**WRITTEN TASK**
Take the records underneath and set them down exactly.

**DATA FOR THE TASK**
--------------------------------------------------

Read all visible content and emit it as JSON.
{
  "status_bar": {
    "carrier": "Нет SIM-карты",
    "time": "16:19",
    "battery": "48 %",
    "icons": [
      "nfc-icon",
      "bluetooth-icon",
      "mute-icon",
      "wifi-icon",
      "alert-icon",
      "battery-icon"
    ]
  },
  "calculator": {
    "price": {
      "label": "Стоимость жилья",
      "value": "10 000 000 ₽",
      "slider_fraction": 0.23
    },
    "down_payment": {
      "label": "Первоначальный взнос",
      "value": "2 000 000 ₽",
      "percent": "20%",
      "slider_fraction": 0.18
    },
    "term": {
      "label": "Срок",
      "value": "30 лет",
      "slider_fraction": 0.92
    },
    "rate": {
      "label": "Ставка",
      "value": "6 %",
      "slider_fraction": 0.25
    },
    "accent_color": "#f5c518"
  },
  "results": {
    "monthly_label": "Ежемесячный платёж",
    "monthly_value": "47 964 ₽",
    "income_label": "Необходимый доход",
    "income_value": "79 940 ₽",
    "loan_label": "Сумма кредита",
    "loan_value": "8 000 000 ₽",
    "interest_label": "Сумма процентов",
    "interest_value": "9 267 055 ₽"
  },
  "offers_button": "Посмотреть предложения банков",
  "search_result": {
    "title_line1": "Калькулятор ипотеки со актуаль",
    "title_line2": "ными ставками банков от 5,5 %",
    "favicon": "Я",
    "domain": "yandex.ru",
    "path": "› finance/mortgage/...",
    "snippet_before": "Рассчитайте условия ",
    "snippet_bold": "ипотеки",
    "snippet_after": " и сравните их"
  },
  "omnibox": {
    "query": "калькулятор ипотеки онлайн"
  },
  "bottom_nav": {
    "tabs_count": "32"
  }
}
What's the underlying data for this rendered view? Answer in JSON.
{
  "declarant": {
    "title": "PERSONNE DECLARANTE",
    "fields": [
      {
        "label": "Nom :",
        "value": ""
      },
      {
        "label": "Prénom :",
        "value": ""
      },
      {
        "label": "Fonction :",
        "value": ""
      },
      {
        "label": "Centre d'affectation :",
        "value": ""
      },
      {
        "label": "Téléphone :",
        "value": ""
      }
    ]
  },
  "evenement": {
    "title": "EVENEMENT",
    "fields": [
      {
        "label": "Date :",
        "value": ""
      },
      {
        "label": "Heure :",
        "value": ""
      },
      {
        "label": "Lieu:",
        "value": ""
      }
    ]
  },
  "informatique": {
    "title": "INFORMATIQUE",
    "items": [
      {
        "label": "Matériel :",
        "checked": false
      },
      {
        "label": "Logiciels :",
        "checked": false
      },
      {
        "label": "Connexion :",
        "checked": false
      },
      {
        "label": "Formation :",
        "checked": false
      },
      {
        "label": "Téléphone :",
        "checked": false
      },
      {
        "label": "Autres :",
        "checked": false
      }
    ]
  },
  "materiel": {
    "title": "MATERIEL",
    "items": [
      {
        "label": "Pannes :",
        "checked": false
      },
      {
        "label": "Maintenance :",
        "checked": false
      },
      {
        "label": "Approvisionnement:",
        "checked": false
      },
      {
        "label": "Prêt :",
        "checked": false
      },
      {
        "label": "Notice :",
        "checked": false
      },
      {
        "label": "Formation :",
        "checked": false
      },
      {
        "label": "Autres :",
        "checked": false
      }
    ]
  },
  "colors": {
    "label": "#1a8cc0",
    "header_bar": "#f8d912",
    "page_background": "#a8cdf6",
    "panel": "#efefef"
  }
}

--------------------------------------------------

**RESPONSE FOR THIS EXERCISE**
Read all visible content and emit it as JSON.
{
  "status_bar": {
    "carrier": "Нет SIM-карты",
    "time": "16:19",
    "battery": "48 %",
    "icons": [
      "nfc-icon",
      "bluetooth-icon",
      "mute-icon",
      "wifi-icon",
      "alert-icon",
      "battery-icon"
    ]
  },
  "calculator": {
    "price": {
      "label": "Стоимость жилья",
      "value": "10 000 000 ₽",
      "slider_fraction": 0.23
    },
    "down_payment": {
      "label": "Первоначальный взнос",
      "value": "2 000 000 ₽",
      "percent": "20%",
      "slider_fraction": 0.18
    },
    "term": {
      "label": "Срок",
      "value": "30 лет",
      "slider_fraction": 0.92
    },
    "rate": {
      "label": "Ставка",
      "value": "6 %",
      "slider_fraction": 0.25
    },
    "accent_color": "#f5c518"
  },
  "results": {
    "monthly_label": "Ежемесячный платёж",
    "monthly_value": "47 964 ₽",
    "income_label": "Необходимый доход",
    "income_value": "79 940 ₽",
    "loan_label": "Сумма кредита",
    "loan_value": "8 000 000 ₽",
    "interest_label": "Сумма процентов",
    "interest_value": "9 267 055 ₽"
  },
  "offers_button": "Посмотреть предложения банков",
  "search_result": {
    "title_line1": "Калькулятор ипотеки со актуаль",
    "title_line2": "ными ставками банков от 5,5 %",
    "favicon": "Я",
    "domain": "yandex.ru",
    "path": "› finance/mortgage/...",
    "snippet_before": "Рассчитайте условия ",
    "snippet_bold": "ипотеки",
    "snippet_after": " и сравните их"
  },
  "omnibox": {
    "query": "калькулятор ипотеки онлайн"
  },
  "bottom_nav": {
    "tabs_count": "32"
  }
}
What's the underlying data for this rendered view? Answer in JSON.
{
  "declarant": {
    "title": "PERSONNE DECLARANTE",
    "fields": [
      {
        "label": "Nom :",
        "value": ""
      },
      {
        "label": "Prénom :",
        "value": ""
      },
      {
        "label": "Fonction :",
        "value": ""
      },
      {
        "label": "Centre d'affectation :",
        "value": ""
      },
      {
        "label": "Téléphone :",
        "value": ""
      }
    ]
  },
  "evenement": {
    "title": "EVENEMENT",
    "fields": [
      {
        "label": "Date :",
        "value": ""
      },
      {
        "label": "Heure :",
        "value": ""
      },
      {
        "label": "Lieu:",
        "value": ""
      }
    ]
  },
  "informatique": {
    "title": "INFORMATIQUE",
    "items": [
      {
        "label": "Matériel :",
        "checked": false
      },
      {
        "label": "Logiciels :",
        "checked": false
      },
      {
        "label": "Connexion :",
        "checked": false
      },
      {
        "label": "Formation :",
        "checked": false
      },
      {
        "label": "Téléphone :",
        "checked": false
      },
      {
        "label": "Autres :",
        "checked": false
      }
    ]
  },
  "materiel": {
    "title": "MATERIEL",
    "items": [
      {
        "label": "Pannes :",
        "checked": false
      },
      {
        "label": "Maintenance :",
        "checked": false
      },
      {
        "label": "Approvisionnement:",
        "checked": false
      },
      {
        "label": "Prêt :",
        "checked": false
      },
      {
        "label": "Notice :",
        "checked": false
      },
      {
        "label": "Formation :",
        "checked": false
      },
      {
        "label": "Autres :",
        "checked": false
      }
    ]
  },
  "colors": {
    "label": "#1a8cc0",
    "header_bar": "#f8d912",
    "page_background": "#a8cdf6",
    "panel": "#efefef"
  }
}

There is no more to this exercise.